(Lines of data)
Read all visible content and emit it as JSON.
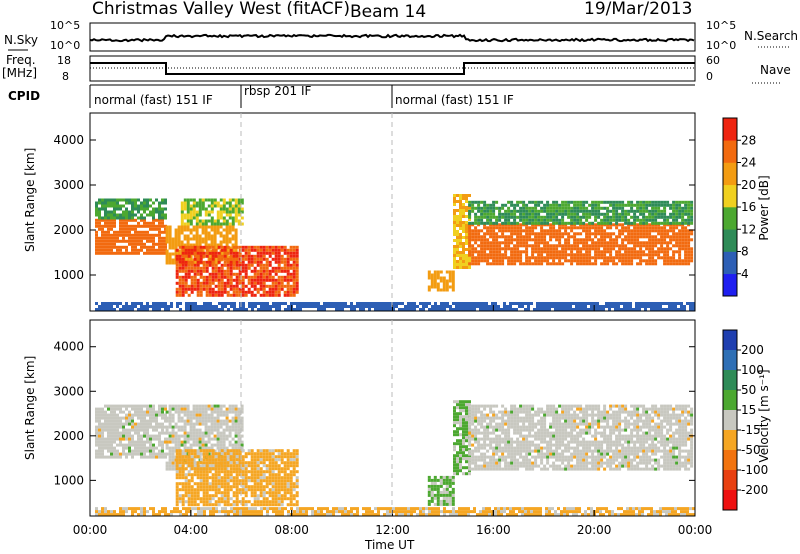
{
  "header": {
    "station": "Christmas Valley West (fitACF)",
    "beam": "Beam 14",
    "date": "19/Mar/2013"
  },
  "status_panels": {
    "nsky_label": "N.Sky",
    "nsky_ticks": [
      "10^5",
      "10^0"
    ],
    "nsearch_label": "N.Search",
    "nsearch_ticks": [
      "10^5",
      "10^0"
    ],
    "freq_label": "Freq.",
    "freq_unit": "[MHz]",
    "freq_ticks": [
      "18",
      "8"
    ],
    "nave_label": "Nave",
    "nave_ticks": [
      "60",
      "0"
    ],
    "cpid_label": "CPID"
  },
  "cpid_segments": [
    {
      "label": "normal (fast) 151 IF",
      "start": 0,
      "end": 6
    },
    {
      "label": "rbsp 201 IF",
      "start": 6,
      "end": 12
    },
    {
      "label": "normal (fast) 151 IF",
      "start": 12,
      "end": 24
    }
  ],
  "chart_data": [
    {
      "type": "heatmap",
      "name": "power",
      "x_range": [
        0,
        24
      ],
      "y_range": [
        200,
        4600
      ],
      "ylabel": "Slant Range [km]",
      "yticks": [
        1000,
        2000,
        3000,
        4000
      ],
      "colorbar": {
        "label": "Power [dB]",
        "ticks": [
          "4",
          "8",
          "12",
          "16",
          "20",
          "24",
          "28"
        ],
        "colors": [
          "#1f1ff0",
          "#2d5fb5",
          "#2e8b57",
          "#4ca830",
          "#f0d020",
          "#f39c12",
          "#f26a0f",
          "#ee2410"
        ],
        "range": [
          0,
          32
        ]
      },
      "regions": [
        {
          "t0": 0.2,
          "t1": 3.0,
          "r0": 1500,
          "r1": 2250,
          "value": 26
        },
        {
          "t0": 0.2,
          "t1": 3.0,
          "r0": 2250,
          "r1": 2700,
          "value": 12
        },
        {
          "t0": 3.0,
          "t1": 5.8,
          "r0": 1250,
          "r1": 2100,
          "value": 22
        },
        {
          "t0": 3.6,
          "t1": 6.0,
          "r0": 2100,
          "r1": 2700,
          "value": 16
        },
        {
          "t0": 3.4,
          "t1": 8.2,
          "r0": 580,
          "r1": 1650,
          "value": 28
        },
        {
          "t0": 13.4,
          "t1": 14.4,
          "r0": 650,
          "r1": 1100,
          "value": 22
        },
        {
          "t0": 14.4,
          "t1": 15.0,
          "r0": 1150,
          "r1": 2800,
          "value": 20
        },
        {
          "t0": 15.0,
          "t1": 23.9,
          "r0": 1250,
          "r1": 2150,
          "value": 26
        },
        {
          "t0": 15.0,
          "t1": 23.9,
          "r0": 2150,
          "r1": 2650,
          "value": 12
        },
        {
          "t0": 0.2,
          "t1": 23.9,
          "r0": 260,
          "r1": 400,
          "value": 6
        }
      ]
    },
    {
      "type": "heatmap",
      "name": "velocity",
      "x_range": [
        0,
        24
      ],
      "y_range": [
        200,
        4600
      ],
      "xlabel": "Time UT",
      "ylabel": "Slant Range [km]",
      "xticks": [
        "00:00",
        "04:00",
        "08:00",
        "12:00",
        "16:00",
        "20:00",
        "00:00"
      ],
      "yticks": [
        1000,
        2000,
        3000,
        4000
      ],
      "colorbar": {
        "label": "Velocity [m s⁻¹]",
        "ticks": [
          "200",
          "100",
          "50",
          "15",
          "-15",
          "-50",
          "-100",
          "-200"
        ],
        "colors": [
          "#1f3fb0",
          "#2e6fb5",
          "#2e8b57",
          "#4ca830",
          "#c8c8c0",
          "#f5a623",
          "#f2730e",
          "#e84010",
          "#ee1010"
        ],
        "range": [
          -250,
          250
        ]
      },
      "regions": [
        {
          "t0": 0.2,
          "t1": 3.0,
          "r0": 1500,
          "r1": 2700,
          "value": 0
        },
        {
          "t0": 3.0,
          "t1": 6.0,
          "r0": 1250,
          "r1": 2700,
          "value": 0
        },
        {
          "t0": 3.4,
          "t1": 8.2,
          "r0": 450,
          "r1": 1700,
          "value": -50
        },
        {
          "t0": 13.4,
          "t1": 14.4,
          "r0": 450,
          "r1": 1100,
          "value": 40
        },
        {
          "t0": 14.4,
          "t1": 15.0,
          "r0": 1150,
          "r1": 2800,
          "value": 40
        },
        {
          "t0": 15.0,
          "t1": 23.9,
          "r0": 1250,
          "r1": 2700,
          "value": 0
        },
        {
          "t0": 0.2,
          "t1": 23.9,
          "r0": 260,
          "r1": 400,
          "value": -40
        }
      ]
    }
  ]
}
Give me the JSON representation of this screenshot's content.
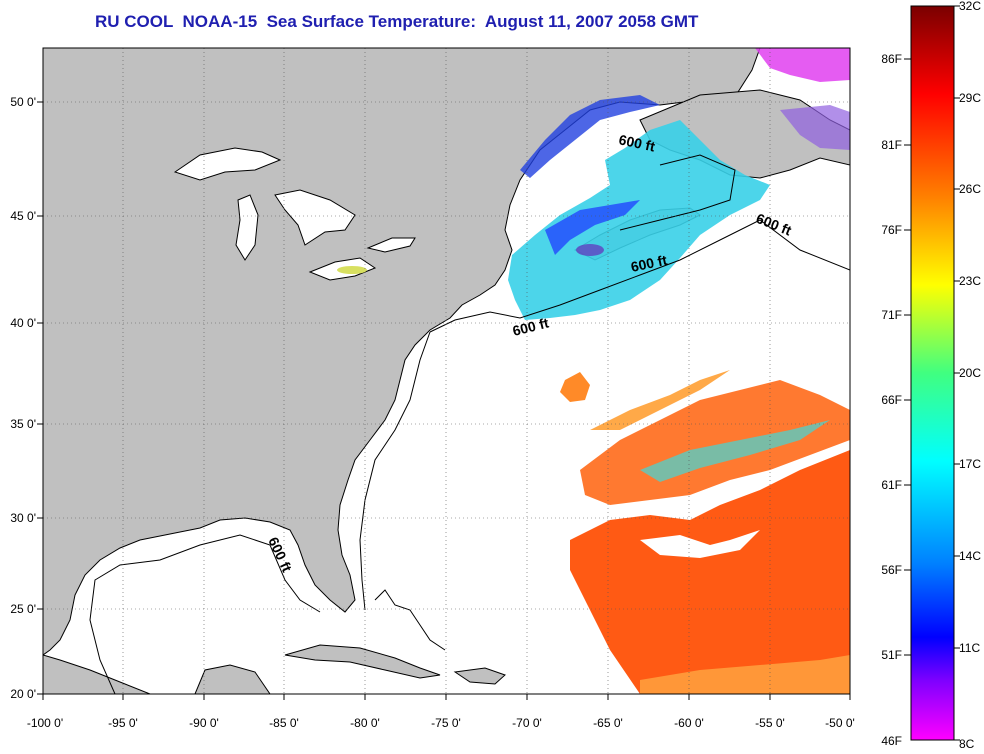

_Task goal_
Copy out all of the material exactly as written, without its pictures.

_Response to the task_
Read all visible content and emit it as JSON.
{
  "header": {
    "station": "Christmas Valley West (fitACF)",
    "beam": "Beam 14",
    "date": "19/Mar/2013"
  },
  "status_panels": {
    "nsky_label": "N.Sky",
    "nsky_ticks": [
      "10^5",
      "10^0"
    ],
    "nsearch_label": "N.Search",
    "nsearch_ticks": [
      "10^5",
      "10^0"
    ],
    "freq_label": "Freq.",
    "freq_unit": "[MHz]",
    "freq_ticks": [
      "18",
      "8"
    ],
    "nave_label": "Nave",
    "nave_ticks": [
      "60",
      "0"
    ],
    "cpid_label": "CPID"
  },
  "cpid_segments": [
    {
      "label": "normal (fast) 151 IF",
      "start": 0,
      "end": 6
    },
    {
      "label": "rbsp 201 IF",
      "start": 6,
      "end": 12
    },
    {
      "label": "normal (fast) 151 IF",
      "start": 12,
      "end": 24
    }
  ],
  "chart_data": [
    {
      "type": "heatmap",
      "name": "power",
      "x_range": [
        0,
        24
      ],
      "y_range": [
        200,
        4600
      ],
      "ylabel": "Slant Range [km]",
      "yticks": [
        1000,
        2000,
        3000,
        4000
      ],
      "colorbar": {
        "label": "Power [dB]",
        "ticks": [
          "4",
          "8",
          "12",
          "16",
          "20",
          "24",
          "28"
        ],
        "colors": [
          "#1f1ff0",
          "#2d5fb5",
          "#2e8b57",
          "#4ca830",
          "#f0d020",
          "#f39c12",
          "#f26a0f",
          "#ee2410"
        ],
        "range": [
          0,
          32
        ]
      },
      "regions": [
        {
          "t0": 0.2,
          "t1": 3.0,
          "r0": 1500,
          "r1": 2250,
          "value": 26
        },
        {
          "t0": 0.2,
          "t1": 3.0,
          "r0": 2250,
          "r1": 2700,
          "value": 12
        },
        {
          "t0": 3.0,
          "t1": 5.8,
          "r0": 1250,
          "r1": 2100,
          "value": 22
        },
        {
          "t0": 3.6,
          "t1": 6.0,
          "r0": 2100,
          "r1": 2700,
          "value": 16
        },
        {
          "t0": 3.4,
          "t1": 8.2,
          "r0": 580,
          "r1": 1650,
          "value": 28
        },
        {
          "t0": 13.4,
          "t1": 14.4,
          "r0": 650,
          "r1": 1100,
          "value": 22
        },
        {
          "t0": 14.4,
          "t1": 15.0,
          "r0": 1150,
          "r1": 2800,
          "value": 20
        },
        {
          "t0": 15.0,
          "t1": 23.9,
          "r0": 1250,
          "r1": 2150,
          "value": 26
        },
        {
          "t0": 15.0,
          "t1": 23.9,
          "r0": 2150,
          "r1": 2650,
          "value": 12
        },
        {
          "t0": 0.2,
          "t1": 23.9,
          "r0": 260,
          "r1": 400,
          "value": 6
        }
      ]
    },
    {
      "type": "heatmap",
      "name": "velocity",
      "x_range": [
        0,
        24
      ],
      "y_range": [
        200,
        4600
      ],
      "xlabel": "Time UT",
      "ylabel": "Slant Range [km]",
      "xticks": [
        "00:00",
        "04:00",
        "08:00",
        "12:00",
        "16:00",
        "20:00",
        "00:00"
      ],
      "yticks": [
        1000,
        2000,
        3000,
        4000
      ],
      "colorbar": {
        "label": "Velocity [m s⁻¹]",
        "ticks": [
          "200",
          "100",
          "50",
          "15",
          "-15",
          "-50",
          "-100",
          "-200"
        ],
        "colors": [
          "#1f3fb0",
          "#2e6fb5",
          "#2e8b57",
          "#4ca830",
          "#c8c8c0",
          "#f5a623",
          "#f2730e",
          "#e84010",
          "#ee1010"
        ],
        "range": [
          -250,
          250
        ]
      },
      "regions": [
        {
          "t0": 0.2,
          "t1": 3.0,
          "r0": 1500,
          "r1": 2700,
          "value": 0
        },
        {
          "t0": 3.0,
          "t1": 6.0,
          "r0": 1250,
          "r1": 2700,
          "value": 0
        },
        {
          "t0": 3.4,
          "t1": 8.2,
          "r0": 450,
          "r1": 1700,
          "value": -50
        },
        {
          "t0": 13.4,
          "t1": 14.4,
          "r0": 450,
          "r1": 1100,
          "value": 40
        },
        {
          "t0": 14.4,
          "t1": 15.0,
          "r0": 1150,
          "r1": 2800,
          "value": 40
        },
        {
          "t0": 15.0,
          "t1": 23.9,
          "r0": 1250,
          "r1": 2700,
          "value": 0
        },
        {
          "t0": 0.2,
          "t1": 23.9,
          "r0": 260,
          "r1": 400,
          "value": -40
        }
      ]
    }
  ]
}
Give me the JSON representation of this screenshot's content.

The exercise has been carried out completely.